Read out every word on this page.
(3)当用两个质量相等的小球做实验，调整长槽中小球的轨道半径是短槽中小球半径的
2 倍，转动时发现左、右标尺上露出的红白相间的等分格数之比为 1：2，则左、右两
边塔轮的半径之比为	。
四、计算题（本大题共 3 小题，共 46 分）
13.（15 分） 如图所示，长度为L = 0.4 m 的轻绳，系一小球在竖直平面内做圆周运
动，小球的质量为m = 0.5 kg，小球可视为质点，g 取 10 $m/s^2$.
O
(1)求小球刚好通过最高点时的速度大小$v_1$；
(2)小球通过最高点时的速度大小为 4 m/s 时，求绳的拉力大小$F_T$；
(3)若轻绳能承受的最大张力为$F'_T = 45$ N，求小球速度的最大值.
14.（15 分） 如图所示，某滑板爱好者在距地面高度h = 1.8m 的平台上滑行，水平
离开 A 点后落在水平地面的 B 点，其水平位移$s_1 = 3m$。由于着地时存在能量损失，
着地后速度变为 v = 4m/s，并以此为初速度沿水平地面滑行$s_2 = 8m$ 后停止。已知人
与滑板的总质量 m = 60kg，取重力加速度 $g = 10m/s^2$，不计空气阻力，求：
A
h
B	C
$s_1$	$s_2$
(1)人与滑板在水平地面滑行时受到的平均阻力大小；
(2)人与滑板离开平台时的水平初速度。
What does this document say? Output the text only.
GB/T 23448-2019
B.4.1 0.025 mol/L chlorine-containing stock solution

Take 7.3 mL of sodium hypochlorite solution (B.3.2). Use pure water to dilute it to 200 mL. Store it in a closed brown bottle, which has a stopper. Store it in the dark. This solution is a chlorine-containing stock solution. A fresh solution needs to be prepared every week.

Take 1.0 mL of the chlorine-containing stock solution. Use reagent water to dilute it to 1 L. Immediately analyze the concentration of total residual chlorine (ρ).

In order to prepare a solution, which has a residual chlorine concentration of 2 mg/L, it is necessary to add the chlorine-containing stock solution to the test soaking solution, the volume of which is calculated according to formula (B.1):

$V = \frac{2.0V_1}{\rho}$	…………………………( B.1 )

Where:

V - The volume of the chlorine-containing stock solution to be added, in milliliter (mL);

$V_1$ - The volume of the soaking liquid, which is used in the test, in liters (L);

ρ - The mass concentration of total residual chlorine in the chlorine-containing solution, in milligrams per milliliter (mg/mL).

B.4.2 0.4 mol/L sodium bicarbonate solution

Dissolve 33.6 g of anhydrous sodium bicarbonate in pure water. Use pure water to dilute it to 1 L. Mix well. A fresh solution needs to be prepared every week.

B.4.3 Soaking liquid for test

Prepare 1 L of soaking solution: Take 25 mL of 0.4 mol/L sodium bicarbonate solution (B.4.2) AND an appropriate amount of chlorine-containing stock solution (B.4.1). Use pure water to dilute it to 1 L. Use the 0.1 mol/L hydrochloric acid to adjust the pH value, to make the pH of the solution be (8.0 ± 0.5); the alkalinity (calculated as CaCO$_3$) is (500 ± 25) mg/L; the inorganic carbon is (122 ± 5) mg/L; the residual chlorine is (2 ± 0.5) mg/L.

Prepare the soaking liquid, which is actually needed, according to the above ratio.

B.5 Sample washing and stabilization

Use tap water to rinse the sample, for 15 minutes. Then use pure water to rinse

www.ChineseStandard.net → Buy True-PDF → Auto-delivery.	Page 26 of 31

########

EXERCISE INSTRUCTIONS: Above are some records; extract every one of them exactly.

RESULT OF THIS EXERCISE:
Read out every word on this page.
(3)当用两个质量相等的小球做实验，调整长槽中小球的轨道半径是短槽中小球半径的
2 倍，转动时发现左、右标尺上露出的红白相间的等分格数之比为 1：2，则左、右两
边塔轮的半径之比为	。
四、计算题（本大题共 3 小题，共 46 分）
13.（15 分） 如图所示，长度为L = 0.4 m 的轻绳，系一小球在竖直平面内做圆周运
动，小球的质量为m = 0.5 kg，小球可视为质点，g 取 10 $m/s^2$.
O
(1)求小球刚好通过最高点时的速度大小$v_1$；
(2)小球通过最高点时的速度大小为 4 m/s 时，求绳的拉力大小$F_T$；
(3)若轻绳能承受的最大张力为$F'_T = 45$ N，求小球速度的最大值.
14.（15 分） 如图所示，某滑板爱好者在距地面高度h = 1.8m 的平台上滑行，水平
离开 A 点后落在水平地面的 B 点，其水平位移$s_1 = 3m$。由于着地时存在能量损失，
着地后速度变为 v = 4m/s，并以此为初速度沿水平地面滑行$s_2 = 8m$ 后停止。已知人
与滑板的总质量 m = 60kg，取重力加速度 $g = 10m/s^2$，不计空气阻力，求：
A
h
B	C
$s_1$	$s_2$
(1)人与滑板在水平地面滑行时受到的平均阻力大小；
(2)人与滑板离开平台时的水平初速度。
What does this document say? Output the text only.
GB/T 23448-2019
B.4.1 0.025 mol/L chlorine-containing stock solution

Take 7.3 mL of sodium hypochlorite solution (B.3.2). Use pure water to dilute it to 200 mL. Store it in a closed brown bottle, which has a stopper. Store it in the dark. This solution is a chlorine-containing stock solution. A fresh solution needs to be prepared every week.

Take 1.0 mL of the chlorine-containing stock solution. Use reagent water to dilute it to 1 L. Immediately analyze the concentration of total residual chlorine (ρ).

In order to prepare a solution, which has a residual chlorine concentration of 2 mg/L, it is necessary to add the chlorine-containing stock solution to the test soaking solution, the volume of which is calculated according to formula (B.1):

$V = \frac{2.0V_1}{\rho}$	…………………………( B.1 )

Where:

V - The volume of the chlorine-containing stock solution to be added, in milliliter (mL);

$V_1$ - The volume of the soaking liquid, which is used in the test, in liters (L);

ρ - The mass concentration of total residual chlorine in the chlorine-containing solution, in milligrams per milliliter (mg/mL).

B.4.2 0.4 mol/L sodium bicarbonate solution

Dissolve 33.6 g of anhydrous sodium bicarbonate in pure water. Use pure water to dilute it to 1 L. Mix well. A fresh solution needs to be prepared every week.

B.4.3 Soaking liquid for test

Prepare 1 L of soaking solution: Take 25 mL of 0.4 mol/L sodium bicarbonate solution (B.4.2) AND an appropriate amount of chlorine-containing stock solution (B.4.1). Use pure water to dilute it to 1 L. Use the 0.1 mol/L hydrochloric acid to adjust the pH value, to make the pH of the solution be (8.0 ± 0.5); the alkalinity (calculated as CaCO$_3$) is (500 ± 25) mg/L; the inorganic carbon is (122 ± 5) mg/L; the residual chlorine is (2 ± 0.5) mg/L.

Prepare the soaking liquid, which is actually needed, according to the above ratio.

B.5 Sample washing and stabilization

Use tap water to rinse the sample, for 15 minutes. Then use pure water to rinse

www.ChineseStandard.net → Buy True-PDF → Auto-delivery.	Page 26 of 31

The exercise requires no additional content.